> _WRITTEN REQUEST_:
Keep the images out and copy every entry below exactly.
......
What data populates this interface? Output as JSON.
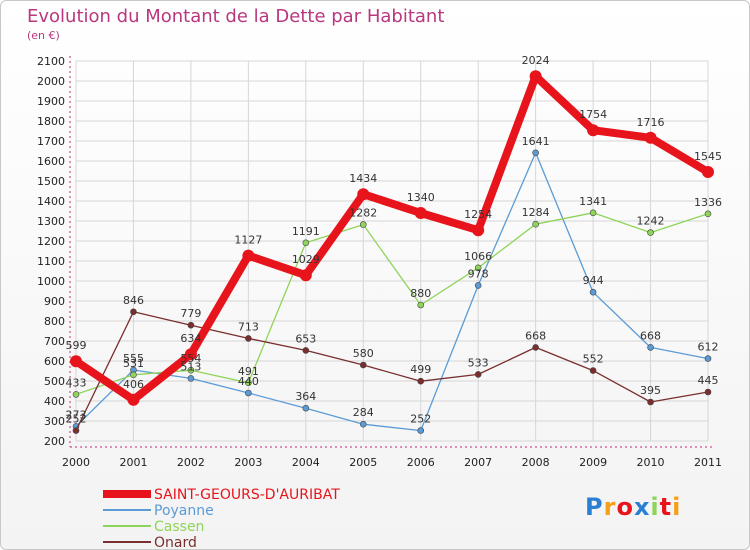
{
  "header": {
    "title": "Evolution du Montant de la Dette par Habitant",
    "subtitle": "(en €)"
  },
  "logo": {
    "text": "Proxiti"
  },
  "colors": {
    "title": "#b8377f",
    "grid": "#d6d6d6",
    "SAINT-GEOURS-D'AURIBAT": "#e8141b",
    "Poyanne": "#5b9bd5",
    "Cassen": "#8fd45a",
    "Onard": "#7a2e2e"
  },
  "chart_data": {
    "type": "line",
    "title": "Evolution du Montant de la Dette par Habitant",
    "subtitle": "(en €)",
    "xlabel": "",
    "ylabel": "",
    "x": [
      "2000",
      "2001",
      "2002",
      "2003",
      "2004",
      "2005",
      "2006",
      "2007",
      "2008",
      "2009",
      "2010",
      "2011"
    ],
    "ylim": [
      200,
      2100
    ],
    "yticks": [
      200,
      300,
      400,
      500,
      600,
      700,
      800,
      900,
      1000,
      1100,
      1200,
      1300,
      1400,
      1500,
      1600,
      1700,
      1800,
      1900,
      2000,
      2100
    ],
    "grid": true,
    "legend_position": "bottom-left",
    "series": [
      {
        "name": "SAINT-GEOURS-D'AURIBAT",
        "values": [
          599,
          406,
          634,
          1127,
          1029,
          1434,
          1340,
          1254,
          2024,
          1754,
          1716,
          1545
        ]
      },
      {
        "name": "Poyanne",
        "values": [
          273,
          555,
          513,
          440,
          364,
          284,
          252,
          978,
          1641,
          944,
          668,
          612
        ]
      },
      {
        "name": "Cassen",
        "values": [
          433,
          531,
          554,
          491,
          1191,
          1282,
          880,
          1066,
          1284,
          1341,
          1242,
          1336
        ]
      },
      {
        "name": "Onard",
        "values": [
          252,
          846,
          779,
          713,
          653,
          580,
          499,
          533,
          668,
          552,
          395,
          445
        ]
      }
    ]
  }
}
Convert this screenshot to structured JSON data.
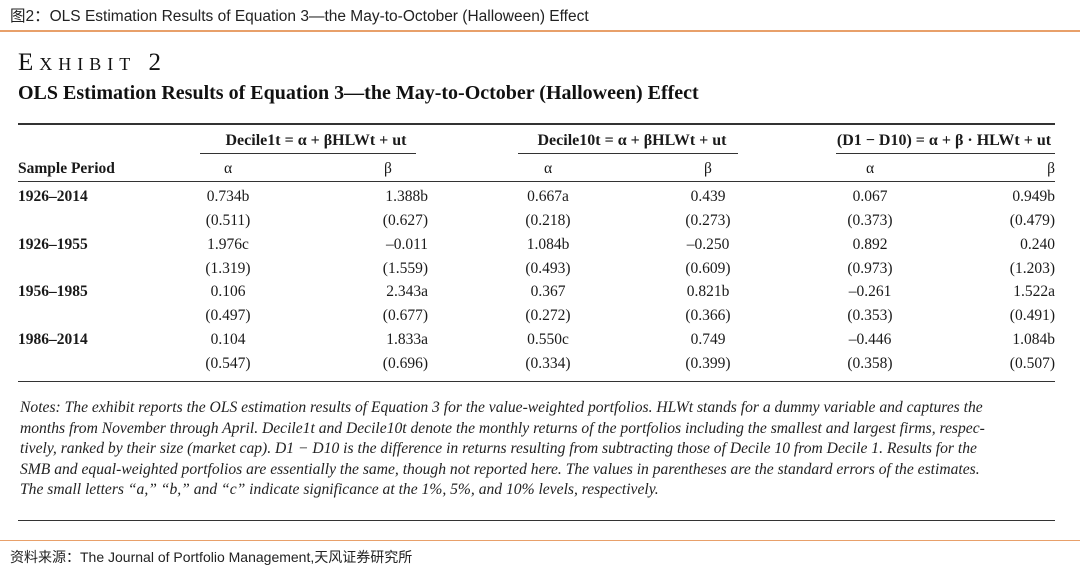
{
  "caption": "图2：OLS Estimation Results of Equation 3—the May-to-October (Halloween) Effect",
  "exhibit": {
    "label": "Exhibit 2",
    "title": "OLS Estimation Results of Equation 3—the May-to-October (Halloween) Effect"
  },
  "table": {
    "group_headers": [
      "Decile1t = α + βHLWt + ut",
      "Decile10t = α + βHLWt + ut",
      "(D1 − D10) = α + β · HLWt + ut"
    ],
    "sample_period_header": "Sample Period",
    "alpha_label": "α",
    "beta_label": "β",
    "rows": [
      {
        "period": "1926–2014",
        "estimates": [
          "0.734b",
          "1.388b",
          "0.667a",
          "0.439",
          "0.067",
          "0.949b"
        ],
        "errors": [
          "(0.511)",
          "(0.627)",
          "(0.218)",
          "(0.273)",
          "(0.373)",
          "(0.479)"
        ]
      },
      {
        "period": "1926–1955",
        "estimates": [
          "1.976c",
          "–0.011",
          "1.084b",
          "–0.250",
          "0.892",
          "0.240"
        ],
        "errors": [
          "(1.319)",
          "(1.559)",
          "(0.493)",
          "(0.609)",
          "(0.973)",
          "(1.203)"
        ]
      },
      {
        "period": "1956–1985",
        "estimates": [
          "0.106",
          "2.343a",
          "0.367",
          "0.821b",
          "–0.261",
          "1.522a"
        ],
        "errors": [
          "(0.497)",
          "(0.677)",
          "(0.272)",
          "(0.366)",
          "(0.353)",
          "(0.491)"
        ]
      },
      {
        "period": "1986–2014",
        "estimates": [
          "0.104",
          "1.833a",
          "0.550c",
          "0.749",
          "–0.446",
          "1.084b"
        ],
        "errors": [
          "(0.547)",
          "(0.696)",
          "(0.334)",
          "(0.399)",
          "(0.358)",
          "(0.507)"
        ]
      }
    ]
  },
  "notes": [
    "Notes: The exhibit reports the OLS estimation results of Equation 3 for the value-weighted portfolios. HLWt stands for a dummy variable and captures the",
    "months from November through April. Decile1t and Decile10t denote the monthly returns of the portfolios including the smallest and largest firms, respec-",
    "tively, ranked by their size (market cap). D1 − D10 is the difference in returns resulting from subtracting those of Decile 10 from Decile 1. Results for the",
    "SMB and equal-weighted portfolios are essentially the same, though not reported here. The values in parentheses are the standard errors of the estimates.",
    "The small letters “a,” “b,” and “c” indicate significance at the 1%, 5%, and 10% levels, respectively."
  ],
  "source": "资料来源：The Journal of Portfolio Management,天风证券研究所",
  "colors": {
    "accent_rule": "#e8a06a",
    "text": "#1a1a1a"
  }
}
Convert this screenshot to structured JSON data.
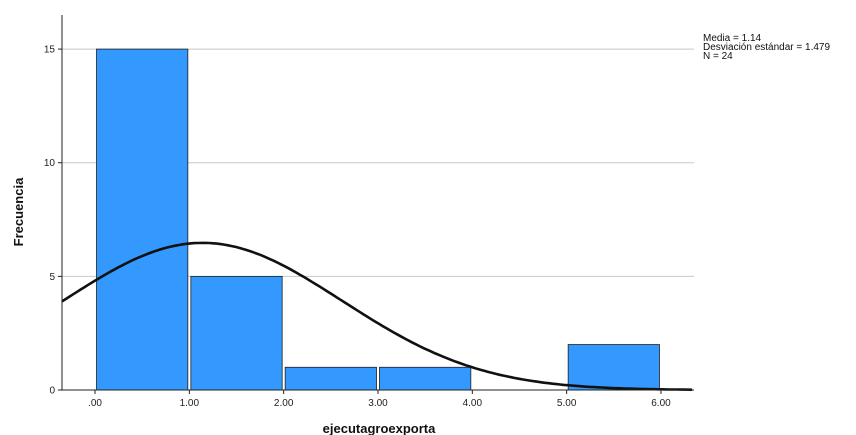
{
  "chart_data": {
    "type": "bar",
    "variant": "histogram",
    "xlabel": "ejecutagroexporta",
    "ylabel": "Frecuencia",
    "x_ticks": [
      ".00",
      "1.00",
      "2.00",
      "3.00",
      "4.00",
      "5.00",
      "6.00"
    ],
    "y_ticks": [
      0,
      5,
      10,
      15
    ],
    "ylim": [
      0,
      16.5
    ],
    "xlim": [
      -0.35,
      6.35
    ],
    "bins": [
      {
        "start": 0,
        "end": 1,
        "value": 15
      },
      {
        "start": 1,
        "end": 2,
        "value": 5
      },
      {
        "start": 2,
        "end": 3,
        "value": 1
      },
      {
        "start": 3,
        "end": 4,
        "value": 1
      },
      {
        "start": 4,
        "end": 5,
        "value": 0
      },
      {
        "start": 5,
        "end": 6,
        "value": 2
      }
    ],
    "normal_curve": {
      "mean": 1.14,
      "sd": 1.479,
      "n": 24
    },
    "stats_text": [
      "Media = 1.14",
      "Desviación estándar = 1.479",
      "N = 24"
    ],
    "grid": "horizontal",
    "bar_color": "#3399ff",
    "curve_color": "#111111"
  }
}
......
> _EXERCISE RESULT_:
What data populates this interface? Output as JSON.
{
  "header": {
    "title": "Evolution du Montant de la Dette par Habitant",
    "subtitle": "(en €)"
  },
  "logo": {
    "text": "Proxiti"
  },
  "colors": {
    "title": "#b8377f",
    "grid": "#d6d6d6",
    "SAINT-GEOURS-D'AURIBAT": "#e8141b",
    "Poyanne": "#5b9bd5",
    "Cassen": "#8fd45a",
    "Onard": "#7a2e2e"
  },
  "chart_data": {
    "type": "line",
    "title": "Evolution du Montant de la Dette par Habitant",
    "subtitle": "(en €)",
    "xlabel": "",
    "ylabel": "",
    "x": [
      "2000",
      "2001",
      "2002",
      "2003",
      "2004",
      "2005",
      "2006",
      "2007",
      "2008",
      "2009",
      "2010",
      "2011"
    ],
    "ylim": [
      200,
      2100
    ],
    "yticks": [
      200,
      300,
      400,
      500,
      600,
      700,
      800,
      900,
      1000,
      1100,
      1200,
      1300,
      1400,
      1500,
      1600,
      1700,
      1800,
      1900,
      2000,
      2100
    ],
    "grid": true,
    "legend_position": "bottom-left",
    "series": [
      {
        "name": "SAINT-GEOURS-D'AURIBAT",
        "values": [
          599,
          406,
          634,
          1127,
          1029,
          1434,
          1340,
          1254,
          2024,
          1754,
          1716,
          1545
        ]
      },
      {
        "name": "Poyanne",
        "values": [
          273,
          555,
          513,
          440,
          364,
          284,
          252,
          978,
          1641,
          944,
          668,
          612
        ]
      },
      {
        "name": "Cassen",
        "values": [
          433,
          531,
          554,
          491,
          1191,
          1282,
          880,
          1066,
          1284,
          1341,
          1242,
          1336
        ]
      },
      {
        "name": "Onard",
        "values": [
          252,
          846,
          779,
          713,
          653,
          580,
          499,
          533,
          668,
          552,
          395,
          445
        ]
      }
    ]
  }
}
Convert this screenshot to structured JSON data.
{
  "caption": "图2：OLS Estimation Results of Equation 3—the May-to-October (Halloween) Effect",
  "exhibit": {
    "label": "Exhibit 2",
    "title": "OLS Estimation Results of Equation 3—the May-to-October (Halloween) Effect"
  },
  "table": {
    "group_headers": [
      "Decile1t = α + βHLWt + ut",
      "Decile10t = α + βHLWt + ut",
      "(D1 − D10) = α + β · HLWt + ut"
    ],
    "sample_period_header": "Sample Period",
    "alpha_label": "α",
    "beta_label": "β",
    "rows": [
      {
        "period": "1926–2014",
        "estimates": [
          "0.734b",
          "1.388b",
          "0.667a",
          "0.439",
          "0.067",
          "0.949b"
        ],
        "errors": [
          "(0.511)",
          "(0.627)",
          "(0.218)",
          "(0.273)",
          "(0.373)",
          "(0.479)"
        ]
      },
      {
        "period": "1926–1955",
        "estimates": [
          "1.976c",
          "–0.011",
          "1.084b",
          "–0.250",
          "0.892",
          "0.240"
        ],
        "errors": [
          "(1.319)",
          "(1.559)",
          "(0.493)",
          "(0.609)",
          "(0.973)",
          "(1.203)"
        ]
      },
      {
        "period": "1956–1985",
        "estimates": [
          "0.106",
          "2.343a",
          "0.367",
          "0.821b",
          "–0.261",
          "1.522a"
        ],
        "errors": [
          "(0.497)",
          "(0.677)",
          "(0.272)",
          "(0.366)",
          "(0.353)",
          "(0.491)"
        ]
      },
      {
        "period": "1986–2014",
        "estimates": [
          "0.104",
          "1.833a",
          "0.550c",
          "0.749",
          "–0.446",
          "1.084b"
        ],
        "errors": [
          "(0.547)",
          "(0.696)",
          "(0.334)",
          "(0.399)",
          "(0.358)",
          "(0.507)"
        ]
      }
    ]
  },
  "notes": [
    "Notes: The exhibit reports the OLS estimation results of Equation 3 for the value-weighted portfolios. HLWt stands for a dummy variable and captures the",
    "months from November through April. Decile1t and Decile10t denote the monthly returns of the portfolios including the smallest and largest firms, respec-",
    "tively, ranked by their size (market cap). D1 − D10 is the difference in returns resulting from subtracting those of Decile 10 from Decile 1. Results for the",
    "SMB and equal-weighted portfolios are essentially the same, though not reported here. The values in parentheses are the standard errors of the estimates.",
    "The small letters “a,” “b,” and “c” indicate significance at the 1%, 5%, and 10% levels, respectively."
  ],
  "source": "资料来源：The Journal of Portfolio Management,天风证券研究所",
  "colors": {
    "accent_rule": "#e8a06a",
    "text": "#1a1a1a"
  }
}
Convert this screenshot to structured JSON data.
{
  "chart_data": {
    "type": "bar",
    "variant": "histogram",
    "xlabel": "ejecutagroexporta",
    "ylabel": "Frecuencia",
    "x_ticks": [
      ".00",
      "1.00",
      "2.00",
      "3.00",
      "4.00",
      "5.00",
      "6.00"
    ],
    "y_ticks": [
      0,
      5,
      10,
      15
    ],
    "ylim": [
      0,
      16.5
    ],
    "xlim": [
      -0.35,
      6.35
    ],
    "bins": [
      {
        "start": 0,
        "end": 1,
        "value": 15
      },
      {
        "start": 1,
        "end": 2,
        "value": 5
      },
      {
        "start": 2,
        "end": 3,
        "value": 1
      },
      {
        "start": 3,
        "end": 4,
        "value": 1
      },
      {
        "start": 4,
        "end": 5,
        "value": 0
      },
      {
        "start": 5,
        "end": 6,
        "value": 2
      }
    ],
    "normal_curve": {
      "mean": 1.14,
      "sd": 1.479,
      "n": 24
    },
    "stats_text": [
      "Media = 1.14",
      "Desviación estándar = 1.479",
      "N = 24"
    ],
    "grid": "horizontal",
    "bar_color": "#3399ff",
    "curve_color": "#111111"
  }
}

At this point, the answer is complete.